[start]

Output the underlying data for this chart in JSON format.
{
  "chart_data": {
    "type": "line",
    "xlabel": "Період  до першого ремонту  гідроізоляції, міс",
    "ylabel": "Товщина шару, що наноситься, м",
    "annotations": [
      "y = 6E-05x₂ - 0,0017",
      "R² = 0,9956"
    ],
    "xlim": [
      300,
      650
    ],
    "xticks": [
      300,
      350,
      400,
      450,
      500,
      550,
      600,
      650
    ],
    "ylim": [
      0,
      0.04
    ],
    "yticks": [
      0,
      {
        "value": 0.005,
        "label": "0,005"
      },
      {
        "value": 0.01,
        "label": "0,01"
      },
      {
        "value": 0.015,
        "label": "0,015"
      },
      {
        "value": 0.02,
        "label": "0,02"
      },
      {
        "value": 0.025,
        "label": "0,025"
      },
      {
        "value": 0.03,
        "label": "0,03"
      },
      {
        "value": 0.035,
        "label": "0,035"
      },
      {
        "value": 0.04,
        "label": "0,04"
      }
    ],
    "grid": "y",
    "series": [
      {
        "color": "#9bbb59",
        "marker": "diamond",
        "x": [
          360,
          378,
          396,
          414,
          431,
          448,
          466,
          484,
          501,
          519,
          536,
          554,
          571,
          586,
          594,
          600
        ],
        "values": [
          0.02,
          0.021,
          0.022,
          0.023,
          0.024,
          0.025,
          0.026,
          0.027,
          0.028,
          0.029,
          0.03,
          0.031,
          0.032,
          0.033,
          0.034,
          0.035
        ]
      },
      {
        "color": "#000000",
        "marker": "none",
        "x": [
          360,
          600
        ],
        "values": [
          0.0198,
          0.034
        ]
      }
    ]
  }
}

[end]

• _INSTRUCTIONS TO FOLLOW_:
Your task is to return the full listing exactly as it was given.

• _THE ANSWER_:
Output the underlying data for this chart in JSON format.
{
  "chart_data": {
    "type": "line",
    "xlabel": "Період  до першого ремонту  гідроізоляції, міс",
    "ylabel": "Товщина шару, що наноситься, м",
    "annotations": [
      "y = 6E-05x₂ - 0,0017",
      "R² = 0,9956"
    ],
    "xlim": [
      300,
      650
    ],
    "xticks": [
      300,
      350,
      400,
      450,
      500,
      550,
      600,
      650
    ],
    "ylim": [
      0,
      0.04
    ],
    "yticks": [
      0,
      {
        "value": 0.005,
        "label": "0,005"
      },
      {
        "value": 0.01,
        "label": "0,01"
      },
      {
        "value": 0.015,
        "label": "0,015"
      },
      {
        "value": 0.02,
        "label": "0,02"
      },
      {
        "value": 0.025,
        "label": "0,025"
      },
      {
        "value": 0.03,
        "label": "0,03"
      },
      {
        "value": 0.035,
        "label": "0,035"
      },
      {
        "value": 0.04,
        "label": "0,04"
      }
    ],
    "grid": "y",
    "series": [
      {
        "color": "#9bbb59",
        "marker": "diamond",
        "x": [
          360,
          378,
          396,
          414,
          431,
          448,
          466,
          484,
          501,
          519,
          536,
          554,
          571,
          586,
          594,
          600
        ],
        "values": [
          0.02,
          0.021,
          0.022,
          0.023,
          0.024,
          0.025,
          0.026,
          0.027,
          0.028,
          0.029,
          0.03,
          0.031,
          0.032,
          0.033,
          0.034,
          0.035
        ]
      },
      {
        "color": "#000000",
        "marker": "none",
        "x": [
          360,
          600
        ],
        "values": [
          0.0198,
          0.034
        ]
      }
    ]
  }
}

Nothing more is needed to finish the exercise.